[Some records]
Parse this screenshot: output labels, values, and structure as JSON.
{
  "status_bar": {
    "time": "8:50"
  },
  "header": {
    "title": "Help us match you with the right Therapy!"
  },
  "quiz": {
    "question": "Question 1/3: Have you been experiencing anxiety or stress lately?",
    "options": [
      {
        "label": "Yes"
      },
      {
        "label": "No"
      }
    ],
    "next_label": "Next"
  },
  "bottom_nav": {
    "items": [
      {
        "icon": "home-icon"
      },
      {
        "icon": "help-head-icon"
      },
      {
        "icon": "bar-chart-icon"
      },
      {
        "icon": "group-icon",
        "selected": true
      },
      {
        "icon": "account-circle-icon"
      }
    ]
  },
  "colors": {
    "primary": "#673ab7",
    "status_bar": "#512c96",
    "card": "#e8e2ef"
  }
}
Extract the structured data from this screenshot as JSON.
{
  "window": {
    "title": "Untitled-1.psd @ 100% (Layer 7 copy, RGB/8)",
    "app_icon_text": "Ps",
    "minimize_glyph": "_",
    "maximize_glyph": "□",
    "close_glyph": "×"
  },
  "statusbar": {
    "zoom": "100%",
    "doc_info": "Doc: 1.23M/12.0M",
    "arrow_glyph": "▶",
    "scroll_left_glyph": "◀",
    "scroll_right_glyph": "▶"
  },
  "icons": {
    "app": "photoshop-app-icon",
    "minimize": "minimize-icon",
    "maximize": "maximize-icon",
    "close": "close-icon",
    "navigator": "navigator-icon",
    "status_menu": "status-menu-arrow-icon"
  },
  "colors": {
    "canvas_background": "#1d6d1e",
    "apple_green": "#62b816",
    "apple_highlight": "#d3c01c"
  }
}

→ **Task brief**
Write out all the entries exactly.

→ **Output of the exercise**
Parse this screenshot: output labels, values, and structure as JSON.
{
  "status_bar": {
    "time": "8:50"
  },
  "header": {
    "title": "Help us match you with the right Therapy!"
  },
  "quiz": {
    "question": "Question 1/3: Have you been experiencing anxiety or stress lately?",
    "options": [
      {
        "label": "Yes"
      },
      {
        "label": "No"
      }
    ],
    "next_label": "Next"
  },
  "bottom_nav": {
    "items": [
      {
        "icon": "home-icon"
      },
      {
        "icon": "help-head-icon"
      },
      {
        "icon": "bar-chart-icon"
      },
      {
        "icon": "group-icon",
        "selected": true
      },
      {
        "icon": "account-circle-icon"
      }
    ]
  },
  "colors": {
    "primary": "#673ab7",
    "status_bar": "#512c96",
    "card": "#e8e2ef"
  }
}
Extract the structured data from this screenshot as JSON.
{
  "window": {
    "title": "Untitled-1.psd @ 100% (Layer 7 copy, RGB/8)",
    "app_icon_text": "Ps",
    "minimize_glyph": "_",
    "maximize_glyph": "□",
    "close_glyph": "×"
  },
  "statusbar": {
    "zoom": "100%",
    "doc_info": "Doc: 1.23M/12.0M",
    "arrow_glyph": "▶",
    "scroll_left_glyph": "◀",
    "scroll_right_glyph": "▶"
  },
  "icons": {
    "app": "photoshop-app-icon",
    "minimize": "minimize-icon",
    "maximize": "maximize-icon",
    "close": "close-icon",
    "navigator": "navigator-icon",
    "status_menu": "status-menu-arrow-icon"
  },
  "colors": {
    "canvas_background": "#1d6d1e",
    "apple_green": "#62b816",
    "apple_highlight": "#d3c01c"
  }
}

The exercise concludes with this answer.